**What you are asked to do**
Note each line that includes the word "description". Copy those lines.

**Provided records**
····················

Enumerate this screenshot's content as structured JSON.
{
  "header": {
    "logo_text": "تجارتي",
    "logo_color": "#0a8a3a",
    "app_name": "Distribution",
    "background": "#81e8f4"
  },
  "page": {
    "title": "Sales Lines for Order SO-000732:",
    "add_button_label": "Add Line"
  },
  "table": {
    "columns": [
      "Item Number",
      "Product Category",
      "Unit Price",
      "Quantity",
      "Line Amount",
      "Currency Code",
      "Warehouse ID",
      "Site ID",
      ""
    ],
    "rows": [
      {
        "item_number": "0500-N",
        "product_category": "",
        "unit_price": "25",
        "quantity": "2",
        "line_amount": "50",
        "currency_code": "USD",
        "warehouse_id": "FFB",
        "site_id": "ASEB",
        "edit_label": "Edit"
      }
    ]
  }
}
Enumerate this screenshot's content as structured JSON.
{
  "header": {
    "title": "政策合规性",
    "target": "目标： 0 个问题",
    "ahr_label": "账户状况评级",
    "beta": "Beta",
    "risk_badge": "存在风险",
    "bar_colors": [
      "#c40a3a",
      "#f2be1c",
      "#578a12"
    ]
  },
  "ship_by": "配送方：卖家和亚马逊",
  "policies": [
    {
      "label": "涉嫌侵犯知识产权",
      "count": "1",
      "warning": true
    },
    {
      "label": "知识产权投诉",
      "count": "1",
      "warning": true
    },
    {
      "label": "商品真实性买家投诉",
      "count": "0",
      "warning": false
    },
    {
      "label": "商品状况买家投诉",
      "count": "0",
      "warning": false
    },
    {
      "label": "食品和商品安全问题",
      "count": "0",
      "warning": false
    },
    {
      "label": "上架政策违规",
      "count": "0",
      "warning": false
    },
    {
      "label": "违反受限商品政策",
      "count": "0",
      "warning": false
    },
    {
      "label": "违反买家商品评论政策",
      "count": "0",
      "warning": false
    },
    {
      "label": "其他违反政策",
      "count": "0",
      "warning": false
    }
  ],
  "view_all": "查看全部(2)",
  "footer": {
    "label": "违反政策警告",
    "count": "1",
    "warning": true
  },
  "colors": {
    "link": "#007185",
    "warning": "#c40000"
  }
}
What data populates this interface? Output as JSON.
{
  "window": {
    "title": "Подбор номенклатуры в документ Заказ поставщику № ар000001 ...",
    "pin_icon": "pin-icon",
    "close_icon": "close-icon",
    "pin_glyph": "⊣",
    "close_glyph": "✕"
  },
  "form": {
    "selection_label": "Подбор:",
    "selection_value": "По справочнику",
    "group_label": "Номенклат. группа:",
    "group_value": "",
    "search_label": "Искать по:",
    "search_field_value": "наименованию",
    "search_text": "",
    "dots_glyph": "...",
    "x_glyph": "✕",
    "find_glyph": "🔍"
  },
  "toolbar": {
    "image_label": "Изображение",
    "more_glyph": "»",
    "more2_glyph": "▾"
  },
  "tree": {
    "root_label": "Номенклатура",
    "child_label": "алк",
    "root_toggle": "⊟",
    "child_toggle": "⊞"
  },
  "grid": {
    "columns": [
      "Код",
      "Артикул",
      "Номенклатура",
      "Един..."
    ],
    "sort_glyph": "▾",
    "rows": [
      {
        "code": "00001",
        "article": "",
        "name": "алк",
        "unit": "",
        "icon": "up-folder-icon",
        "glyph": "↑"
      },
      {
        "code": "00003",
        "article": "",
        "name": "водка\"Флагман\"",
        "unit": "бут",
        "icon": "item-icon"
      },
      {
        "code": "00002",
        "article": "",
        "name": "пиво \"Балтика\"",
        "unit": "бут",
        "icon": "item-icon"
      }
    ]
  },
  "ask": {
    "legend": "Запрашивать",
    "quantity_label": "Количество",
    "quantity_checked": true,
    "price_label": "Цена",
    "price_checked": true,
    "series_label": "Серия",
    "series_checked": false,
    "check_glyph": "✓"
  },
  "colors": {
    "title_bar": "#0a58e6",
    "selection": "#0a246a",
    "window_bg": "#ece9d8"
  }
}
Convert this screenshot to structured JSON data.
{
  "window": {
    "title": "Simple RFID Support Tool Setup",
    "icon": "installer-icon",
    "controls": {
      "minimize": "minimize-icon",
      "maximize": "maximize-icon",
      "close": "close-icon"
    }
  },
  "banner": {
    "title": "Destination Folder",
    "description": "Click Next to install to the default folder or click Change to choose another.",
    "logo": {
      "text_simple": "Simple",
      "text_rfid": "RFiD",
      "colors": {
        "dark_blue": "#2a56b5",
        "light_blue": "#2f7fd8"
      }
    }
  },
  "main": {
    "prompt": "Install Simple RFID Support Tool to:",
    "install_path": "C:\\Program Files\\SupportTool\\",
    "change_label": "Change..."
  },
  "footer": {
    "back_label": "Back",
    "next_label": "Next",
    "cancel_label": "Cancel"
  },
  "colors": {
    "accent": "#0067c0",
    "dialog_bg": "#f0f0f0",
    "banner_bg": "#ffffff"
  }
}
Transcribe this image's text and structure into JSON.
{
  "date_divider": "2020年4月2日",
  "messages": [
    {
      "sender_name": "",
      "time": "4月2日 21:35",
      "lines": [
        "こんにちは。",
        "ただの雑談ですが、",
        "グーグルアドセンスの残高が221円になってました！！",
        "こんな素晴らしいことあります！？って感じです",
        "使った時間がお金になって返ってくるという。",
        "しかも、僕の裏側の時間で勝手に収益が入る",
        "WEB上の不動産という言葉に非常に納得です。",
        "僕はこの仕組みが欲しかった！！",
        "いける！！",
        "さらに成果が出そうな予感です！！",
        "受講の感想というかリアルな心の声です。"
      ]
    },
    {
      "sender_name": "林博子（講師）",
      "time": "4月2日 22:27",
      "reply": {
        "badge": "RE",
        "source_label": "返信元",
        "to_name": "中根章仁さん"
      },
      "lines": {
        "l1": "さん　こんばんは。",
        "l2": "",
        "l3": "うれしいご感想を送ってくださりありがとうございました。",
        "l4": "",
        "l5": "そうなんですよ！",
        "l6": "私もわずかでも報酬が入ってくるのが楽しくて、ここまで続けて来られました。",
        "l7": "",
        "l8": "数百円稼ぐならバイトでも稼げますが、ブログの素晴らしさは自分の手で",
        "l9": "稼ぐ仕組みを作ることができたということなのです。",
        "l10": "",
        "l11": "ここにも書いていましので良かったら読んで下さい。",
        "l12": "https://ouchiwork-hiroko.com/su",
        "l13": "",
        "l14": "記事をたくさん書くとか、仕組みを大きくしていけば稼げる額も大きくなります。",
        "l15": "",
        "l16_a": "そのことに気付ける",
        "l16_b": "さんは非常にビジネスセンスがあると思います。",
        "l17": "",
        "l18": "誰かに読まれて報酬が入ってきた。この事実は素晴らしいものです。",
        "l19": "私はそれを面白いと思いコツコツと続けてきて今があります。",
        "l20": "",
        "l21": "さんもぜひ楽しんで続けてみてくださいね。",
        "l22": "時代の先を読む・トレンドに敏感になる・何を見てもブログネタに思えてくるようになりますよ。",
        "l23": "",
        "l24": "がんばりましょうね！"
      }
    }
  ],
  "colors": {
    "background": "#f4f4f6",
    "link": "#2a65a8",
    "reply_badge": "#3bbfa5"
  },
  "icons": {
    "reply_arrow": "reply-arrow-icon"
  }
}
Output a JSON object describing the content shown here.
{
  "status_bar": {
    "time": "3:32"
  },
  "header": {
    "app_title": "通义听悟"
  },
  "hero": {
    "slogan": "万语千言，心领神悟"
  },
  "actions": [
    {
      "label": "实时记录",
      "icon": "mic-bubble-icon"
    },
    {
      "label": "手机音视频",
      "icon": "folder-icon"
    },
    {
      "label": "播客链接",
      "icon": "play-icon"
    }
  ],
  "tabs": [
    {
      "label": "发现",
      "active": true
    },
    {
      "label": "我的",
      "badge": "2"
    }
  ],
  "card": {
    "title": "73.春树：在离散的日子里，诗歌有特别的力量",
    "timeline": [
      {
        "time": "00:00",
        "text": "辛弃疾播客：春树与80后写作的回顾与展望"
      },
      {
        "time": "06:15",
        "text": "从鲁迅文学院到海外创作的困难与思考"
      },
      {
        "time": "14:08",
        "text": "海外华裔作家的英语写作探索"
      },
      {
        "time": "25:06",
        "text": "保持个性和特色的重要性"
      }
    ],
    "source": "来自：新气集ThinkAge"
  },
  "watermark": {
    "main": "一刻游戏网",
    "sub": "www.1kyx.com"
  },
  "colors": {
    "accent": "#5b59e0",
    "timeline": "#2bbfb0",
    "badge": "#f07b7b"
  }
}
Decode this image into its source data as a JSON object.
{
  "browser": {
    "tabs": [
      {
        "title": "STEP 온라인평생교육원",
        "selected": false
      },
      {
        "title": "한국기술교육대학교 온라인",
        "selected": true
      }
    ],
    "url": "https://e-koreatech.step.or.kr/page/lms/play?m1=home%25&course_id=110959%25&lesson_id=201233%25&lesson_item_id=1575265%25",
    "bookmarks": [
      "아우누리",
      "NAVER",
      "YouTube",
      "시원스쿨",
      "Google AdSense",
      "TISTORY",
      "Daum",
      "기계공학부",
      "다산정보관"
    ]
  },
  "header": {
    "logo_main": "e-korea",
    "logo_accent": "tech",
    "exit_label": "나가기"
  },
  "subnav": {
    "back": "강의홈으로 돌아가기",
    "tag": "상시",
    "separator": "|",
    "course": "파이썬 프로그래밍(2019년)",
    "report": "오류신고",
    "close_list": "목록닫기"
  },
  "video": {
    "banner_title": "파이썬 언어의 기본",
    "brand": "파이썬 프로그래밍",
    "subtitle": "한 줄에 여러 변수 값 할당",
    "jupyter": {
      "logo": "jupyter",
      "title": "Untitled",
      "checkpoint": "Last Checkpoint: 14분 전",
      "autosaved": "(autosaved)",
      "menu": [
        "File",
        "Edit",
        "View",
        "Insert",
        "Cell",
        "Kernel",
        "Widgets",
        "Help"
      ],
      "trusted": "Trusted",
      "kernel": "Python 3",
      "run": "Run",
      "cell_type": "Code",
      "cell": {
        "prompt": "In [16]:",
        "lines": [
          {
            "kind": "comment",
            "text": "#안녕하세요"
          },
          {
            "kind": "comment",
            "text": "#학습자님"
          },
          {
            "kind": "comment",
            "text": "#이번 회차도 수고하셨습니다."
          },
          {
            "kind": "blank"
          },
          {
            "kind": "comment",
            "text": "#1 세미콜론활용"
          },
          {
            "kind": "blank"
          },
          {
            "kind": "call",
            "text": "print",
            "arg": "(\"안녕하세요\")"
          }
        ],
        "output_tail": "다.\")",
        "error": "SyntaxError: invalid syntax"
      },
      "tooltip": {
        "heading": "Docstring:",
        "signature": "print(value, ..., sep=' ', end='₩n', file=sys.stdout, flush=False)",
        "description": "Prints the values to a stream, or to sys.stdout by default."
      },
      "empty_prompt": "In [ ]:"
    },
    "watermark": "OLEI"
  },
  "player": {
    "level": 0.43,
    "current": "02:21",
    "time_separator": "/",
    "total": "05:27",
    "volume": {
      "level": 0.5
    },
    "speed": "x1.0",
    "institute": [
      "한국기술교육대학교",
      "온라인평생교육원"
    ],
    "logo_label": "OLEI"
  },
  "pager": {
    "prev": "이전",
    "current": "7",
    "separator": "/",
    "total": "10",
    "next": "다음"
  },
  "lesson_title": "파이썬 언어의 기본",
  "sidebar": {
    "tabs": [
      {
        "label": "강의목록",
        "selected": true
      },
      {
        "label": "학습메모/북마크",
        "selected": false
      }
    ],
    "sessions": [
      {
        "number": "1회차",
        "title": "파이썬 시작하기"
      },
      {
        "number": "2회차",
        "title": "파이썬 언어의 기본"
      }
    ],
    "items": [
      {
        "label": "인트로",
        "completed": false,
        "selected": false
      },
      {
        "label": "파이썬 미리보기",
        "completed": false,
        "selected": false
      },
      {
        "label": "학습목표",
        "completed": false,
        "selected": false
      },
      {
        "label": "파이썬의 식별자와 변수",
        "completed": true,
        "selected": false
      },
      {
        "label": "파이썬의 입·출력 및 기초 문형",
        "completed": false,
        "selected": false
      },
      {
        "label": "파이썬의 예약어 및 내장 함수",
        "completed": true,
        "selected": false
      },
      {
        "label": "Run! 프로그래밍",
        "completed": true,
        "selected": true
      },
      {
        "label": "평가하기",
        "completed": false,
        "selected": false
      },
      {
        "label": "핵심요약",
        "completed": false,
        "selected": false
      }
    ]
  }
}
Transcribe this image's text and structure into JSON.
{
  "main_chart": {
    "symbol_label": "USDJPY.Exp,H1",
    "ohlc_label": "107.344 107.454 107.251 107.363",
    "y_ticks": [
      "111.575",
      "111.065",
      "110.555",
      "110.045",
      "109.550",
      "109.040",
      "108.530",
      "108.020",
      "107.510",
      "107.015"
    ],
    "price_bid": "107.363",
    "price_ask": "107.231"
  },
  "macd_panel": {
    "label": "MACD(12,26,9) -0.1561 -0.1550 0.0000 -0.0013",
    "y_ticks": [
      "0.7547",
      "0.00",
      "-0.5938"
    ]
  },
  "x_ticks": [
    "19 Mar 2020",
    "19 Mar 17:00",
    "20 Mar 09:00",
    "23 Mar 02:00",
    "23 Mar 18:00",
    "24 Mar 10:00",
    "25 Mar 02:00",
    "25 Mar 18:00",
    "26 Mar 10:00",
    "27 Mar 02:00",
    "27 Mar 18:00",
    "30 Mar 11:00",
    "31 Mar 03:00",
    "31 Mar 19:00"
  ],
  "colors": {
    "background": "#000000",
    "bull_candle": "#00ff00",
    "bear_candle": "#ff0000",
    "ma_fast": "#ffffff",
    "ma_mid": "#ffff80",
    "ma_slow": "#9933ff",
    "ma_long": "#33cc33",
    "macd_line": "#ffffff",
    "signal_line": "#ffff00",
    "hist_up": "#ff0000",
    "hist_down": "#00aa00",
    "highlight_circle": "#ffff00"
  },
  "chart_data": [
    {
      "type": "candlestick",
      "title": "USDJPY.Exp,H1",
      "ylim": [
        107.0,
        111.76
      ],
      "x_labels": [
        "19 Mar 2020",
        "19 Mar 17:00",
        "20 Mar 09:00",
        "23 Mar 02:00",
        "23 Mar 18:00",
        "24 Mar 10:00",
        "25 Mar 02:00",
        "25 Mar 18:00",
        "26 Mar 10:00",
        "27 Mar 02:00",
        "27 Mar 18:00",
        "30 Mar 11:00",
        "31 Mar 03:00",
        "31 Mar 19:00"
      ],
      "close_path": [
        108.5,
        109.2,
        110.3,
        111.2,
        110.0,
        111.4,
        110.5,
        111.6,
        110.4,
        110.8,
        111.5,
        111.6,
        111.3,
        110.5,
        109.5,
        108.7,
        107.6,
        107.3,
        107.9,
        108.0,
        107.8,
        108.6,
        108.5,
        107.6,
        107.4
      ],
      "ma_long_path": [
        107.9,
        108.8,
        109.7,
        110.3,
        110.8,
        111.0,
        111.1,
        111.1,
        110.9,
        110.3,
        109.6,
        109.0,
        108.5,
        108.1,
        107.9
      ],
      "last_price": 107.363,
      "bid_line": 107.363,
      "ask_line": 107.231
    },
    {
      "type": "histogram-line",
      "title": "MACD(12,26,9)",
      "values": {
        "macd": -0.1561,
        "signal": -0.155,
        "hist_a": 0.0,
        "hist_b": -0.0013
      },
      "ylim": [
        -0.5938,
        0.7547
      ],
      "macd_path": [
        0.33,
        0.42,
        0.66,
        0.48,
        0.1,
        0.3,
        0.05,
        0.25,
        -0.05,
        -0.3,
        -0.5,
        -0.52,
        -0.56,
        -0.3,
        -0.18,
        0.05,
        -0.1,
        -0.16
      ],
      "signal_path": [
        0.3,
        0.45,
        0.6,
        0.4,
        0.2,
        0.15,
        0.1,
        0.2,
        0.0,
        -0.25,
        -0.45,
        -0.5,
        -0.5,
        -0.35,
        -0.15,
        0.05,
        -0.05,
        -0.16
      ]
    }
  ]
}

····················

**Correct answer**
    "description": "Click Next to install to the default folder or click Change to choose another.",
        "description": "Prints the values to a stream, or to sys.stdout by default."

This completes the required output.